The listing below is to be output in its exact form.

Some records:

....................

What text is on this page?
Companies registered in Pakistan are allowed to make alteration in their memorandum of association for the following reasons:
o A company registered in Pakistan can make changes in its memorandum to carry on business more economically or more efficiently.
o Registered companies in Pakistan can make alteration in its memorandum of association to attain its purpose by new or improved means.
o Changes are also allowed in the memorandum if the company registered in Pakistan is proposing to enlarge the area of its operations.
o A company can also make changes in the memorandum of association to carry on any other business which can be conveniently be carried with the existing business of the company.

....................

- _COMPLETED EXERCISE_
What text is on this page?
Companies registered in Pakistan are allowed to make alteration in their memorandum of association for the following reasons:
o A company registered in Pakistan can make changes in its memorandum to carry on business more economically or more efficiently.
o Registered companies in Pakistan can make alteration in its memorandum of association to attain its purpose by new or improved means.
o Changes are also allowed in the memorandum if the company registered in Pakistan is proposing to enlarge the area of its operations.
o A company can also make changes in the memorandum of association to carry on any other business which can be conveniently be carried with the existing business of the company.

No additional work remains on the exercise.